» Stated goal
Each line in the entries below that holds the string "hours" is to be listed.

......

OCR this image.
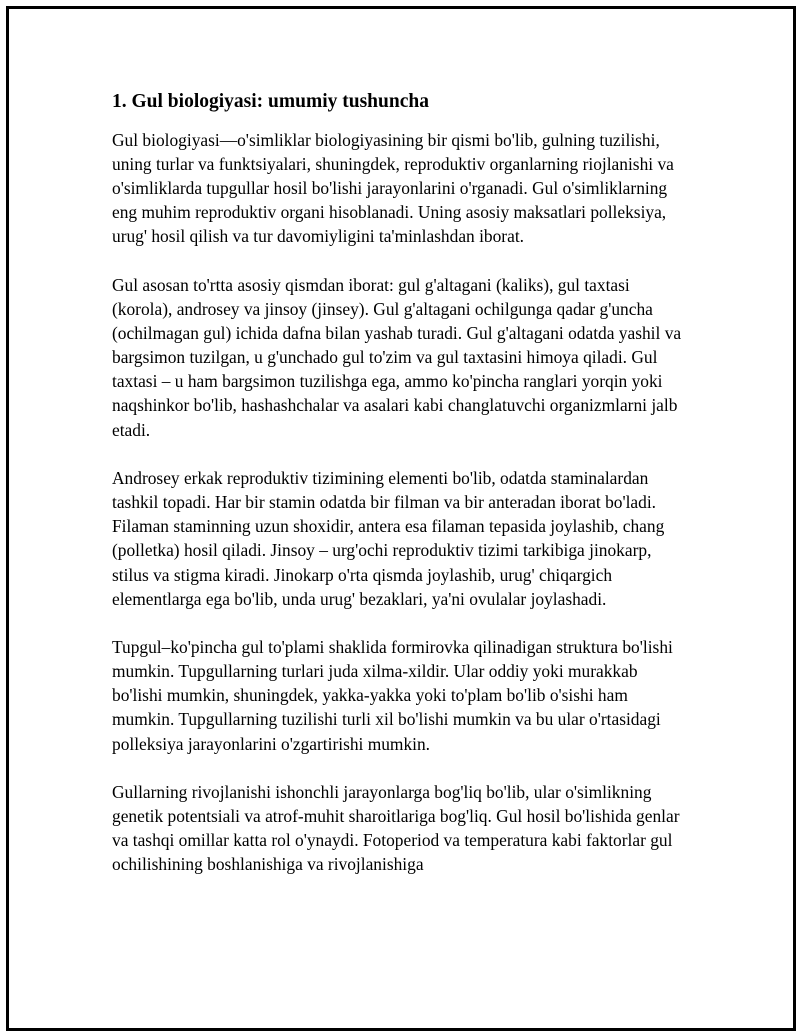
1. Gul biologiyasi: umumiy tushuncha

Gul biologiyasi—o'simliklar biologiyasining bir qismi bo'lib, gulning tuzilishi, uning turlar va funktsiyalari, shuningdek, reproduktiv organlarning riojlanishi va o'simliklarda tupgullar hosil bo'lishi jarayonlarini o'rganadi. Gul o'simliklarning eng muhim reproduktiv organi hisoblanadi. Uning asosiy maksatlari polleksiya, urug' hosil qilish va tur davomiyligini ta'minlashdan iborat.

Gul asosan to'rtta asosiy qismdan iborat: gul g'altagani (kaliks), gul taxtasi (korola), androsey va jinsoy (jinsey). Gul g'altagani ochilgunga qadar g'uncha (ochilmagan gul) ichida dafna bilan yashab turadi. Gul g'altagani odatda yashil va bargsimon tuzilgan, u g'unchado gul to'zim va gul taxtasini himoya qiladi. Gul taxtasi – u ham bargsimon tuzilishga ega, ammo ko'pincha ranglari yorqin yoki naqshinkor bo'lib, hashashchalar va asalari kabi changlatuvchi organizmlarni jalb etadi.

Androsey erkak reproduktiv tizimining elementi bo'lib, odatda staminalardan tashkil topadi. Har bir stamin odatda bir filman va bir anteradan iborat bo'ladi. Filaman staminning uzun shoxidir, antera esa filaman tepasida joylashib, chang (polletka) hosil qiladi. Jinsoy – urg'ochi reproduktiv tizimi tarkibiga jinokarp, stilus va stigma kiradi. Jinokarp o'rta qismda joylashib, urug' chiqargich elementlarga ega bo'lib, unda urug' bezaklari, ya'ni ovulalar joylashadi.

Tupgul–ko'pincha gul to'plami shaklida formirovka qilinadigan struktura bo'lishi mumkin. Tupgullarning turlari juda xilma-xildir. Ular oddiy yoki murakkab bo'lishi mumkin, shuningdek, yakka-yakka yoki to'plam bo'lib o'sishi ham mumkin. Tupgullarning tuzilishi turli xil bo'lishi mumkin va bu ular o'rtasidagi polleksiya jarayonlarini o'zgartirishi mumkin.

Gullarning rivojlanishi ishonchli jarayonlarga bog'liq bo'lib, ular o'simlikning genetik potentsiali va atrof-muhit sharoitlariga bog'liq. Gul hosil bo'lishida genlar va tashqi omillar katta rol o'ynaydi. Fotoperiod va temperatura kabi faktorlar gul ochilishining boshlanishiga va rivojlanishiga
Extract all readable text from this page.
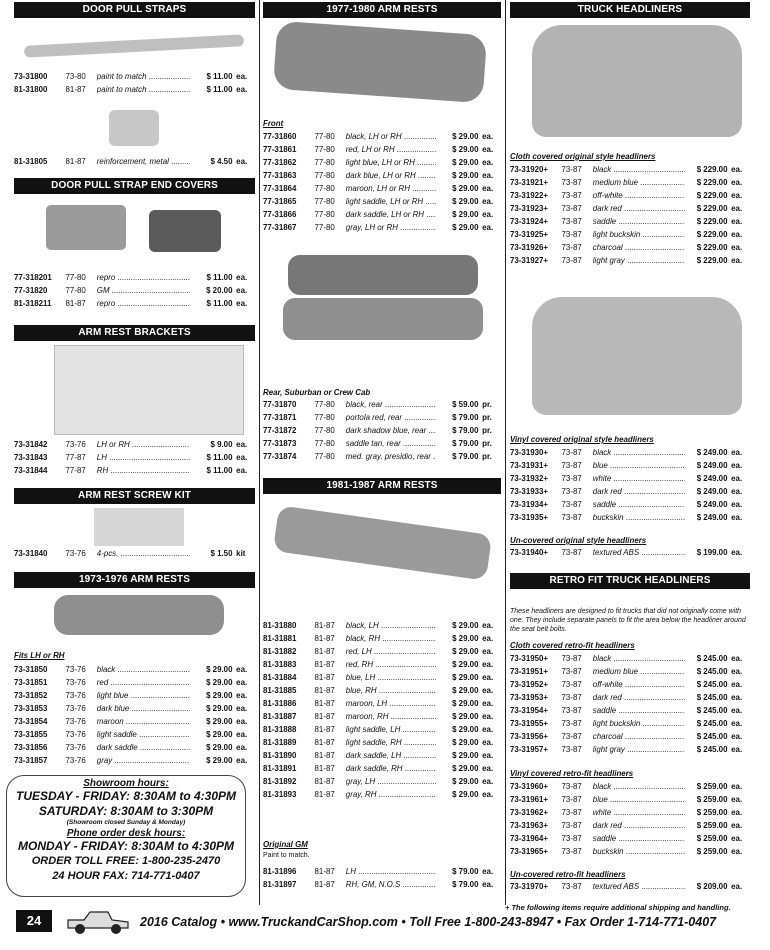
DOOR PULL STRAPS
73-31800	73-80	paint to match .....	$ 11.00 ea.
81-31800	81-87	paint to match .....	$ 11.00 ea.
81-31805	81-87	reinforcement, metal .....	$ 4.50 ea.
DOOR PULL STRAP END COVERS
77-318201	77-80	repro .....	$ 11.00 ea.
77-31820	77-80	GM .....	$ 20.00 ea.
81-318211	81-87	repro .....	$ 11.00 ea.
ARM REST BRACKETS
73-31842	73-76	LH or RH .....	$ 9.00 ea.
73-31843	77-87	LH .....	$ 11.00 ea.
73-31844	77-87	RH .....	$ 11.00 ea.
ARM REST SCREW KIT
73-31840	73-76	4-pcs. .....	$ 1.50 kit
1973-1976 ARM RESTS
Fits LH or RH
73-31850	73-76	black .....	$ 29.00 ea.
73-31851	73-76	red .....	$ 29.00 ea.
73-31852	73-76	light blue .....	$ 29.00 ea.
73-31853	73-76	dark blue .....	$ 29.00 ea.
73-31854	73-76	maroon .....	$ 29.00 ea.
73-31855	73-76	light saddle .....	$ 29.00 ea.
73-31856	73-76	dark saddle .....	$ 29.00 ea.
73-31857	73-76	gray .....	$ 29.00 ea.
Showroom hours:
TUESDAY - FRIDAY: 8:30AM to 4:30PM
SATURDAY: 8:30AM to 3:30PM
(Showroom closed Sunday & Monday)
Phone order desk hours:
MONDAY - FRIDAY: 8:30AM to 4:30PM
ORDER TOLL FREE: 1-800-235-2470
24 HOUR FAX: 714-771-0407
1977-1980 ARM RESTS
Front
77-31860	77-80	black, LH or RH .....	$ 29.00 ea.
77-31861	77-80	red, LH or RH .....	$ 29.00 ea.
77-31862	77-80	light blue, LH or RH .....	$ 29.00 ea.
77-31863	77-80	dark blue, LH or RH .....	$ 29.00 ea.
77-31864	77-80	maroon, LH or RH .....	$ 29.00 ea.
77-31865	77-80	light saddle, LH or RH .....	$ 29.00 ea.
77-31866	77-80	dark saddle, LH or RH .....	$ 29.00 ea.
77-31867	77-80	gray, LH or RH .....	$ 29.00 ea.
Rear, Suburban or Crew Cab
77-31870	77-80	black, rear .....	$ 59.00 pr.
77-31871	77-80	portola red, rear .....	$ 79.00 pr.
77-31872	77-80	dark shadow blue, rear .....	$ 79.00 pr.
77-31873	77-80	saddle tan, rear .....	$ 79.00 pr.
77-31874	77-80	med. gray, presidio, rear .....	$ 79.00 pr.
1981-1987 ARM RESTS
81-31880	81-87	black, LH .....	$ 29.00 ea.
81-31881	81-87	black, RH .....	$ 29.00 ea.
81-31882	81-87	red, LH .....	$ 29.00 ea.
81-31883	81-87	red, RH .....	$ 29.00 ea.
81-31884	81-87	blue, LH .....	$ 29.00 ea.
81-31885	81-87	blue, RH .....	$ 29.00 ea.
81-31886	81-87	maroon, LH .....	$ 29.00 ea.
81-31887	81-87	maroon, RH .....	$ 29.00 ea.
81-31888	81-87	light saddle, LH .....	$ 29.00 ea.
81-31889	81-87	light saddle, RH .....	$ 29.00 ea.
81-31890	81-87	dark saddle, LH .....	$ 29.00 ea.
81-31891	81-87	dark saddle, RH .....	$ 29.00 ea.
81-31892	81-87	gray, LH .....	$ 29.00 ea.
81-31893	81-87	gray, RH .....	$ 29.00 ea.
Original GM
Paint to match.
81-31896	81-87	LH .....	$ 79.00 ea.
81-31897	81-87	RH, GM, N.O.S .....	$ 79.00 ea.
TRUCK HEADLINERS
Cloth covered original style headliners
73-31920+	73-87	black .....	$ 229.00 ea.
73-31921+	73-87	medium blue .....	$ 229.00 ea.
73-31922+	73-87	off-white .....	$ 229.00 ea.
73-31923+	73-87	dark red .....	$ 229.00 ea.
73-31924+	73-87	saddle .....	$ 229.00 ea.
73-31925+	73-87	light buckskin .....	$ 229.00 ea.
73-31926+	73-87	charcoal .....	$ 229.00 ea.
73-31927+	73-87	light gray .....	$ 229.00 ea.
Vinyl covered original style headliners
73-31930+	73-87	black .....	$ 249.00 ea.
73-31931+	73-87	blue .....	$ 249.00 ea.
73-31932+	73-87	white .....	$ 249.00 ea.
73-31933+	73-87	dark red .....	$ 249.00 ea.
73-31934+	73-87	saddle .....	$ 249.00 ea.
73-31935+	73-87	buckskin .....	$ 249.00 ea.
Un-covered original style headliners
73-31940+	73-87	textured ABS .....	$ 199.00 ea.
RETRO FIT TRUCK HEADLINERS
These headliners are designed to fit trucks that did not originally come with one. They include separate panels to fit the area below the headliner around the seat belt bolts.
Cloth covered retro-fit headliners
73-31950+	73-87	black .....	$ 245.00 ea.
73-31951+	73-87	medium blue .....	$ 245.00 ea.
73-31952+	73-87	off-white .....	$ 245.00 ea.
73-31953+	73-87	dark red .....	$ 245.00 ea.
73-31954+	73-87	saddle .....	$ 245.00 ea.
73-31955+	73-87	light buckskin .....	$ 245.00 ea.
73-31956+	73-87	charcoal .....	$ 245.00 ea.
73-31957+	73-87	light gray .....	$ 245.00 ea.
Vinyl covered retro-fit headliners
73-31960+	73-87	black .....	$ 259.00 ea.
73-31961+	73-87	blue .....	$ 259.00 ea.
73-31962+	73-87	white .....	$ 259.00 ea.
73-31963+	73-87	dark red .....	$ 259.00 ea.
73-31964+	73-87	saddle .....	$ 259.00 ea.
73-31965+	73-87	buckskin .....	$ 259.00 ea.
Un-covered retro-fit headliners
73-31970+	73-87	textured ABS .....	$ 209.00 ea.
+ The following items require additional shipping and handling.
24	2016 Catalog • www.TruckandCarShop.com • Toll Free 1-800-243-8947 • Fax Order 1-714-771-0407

......

» Answer to this problem
Showroom hours:
Phone order desk hours:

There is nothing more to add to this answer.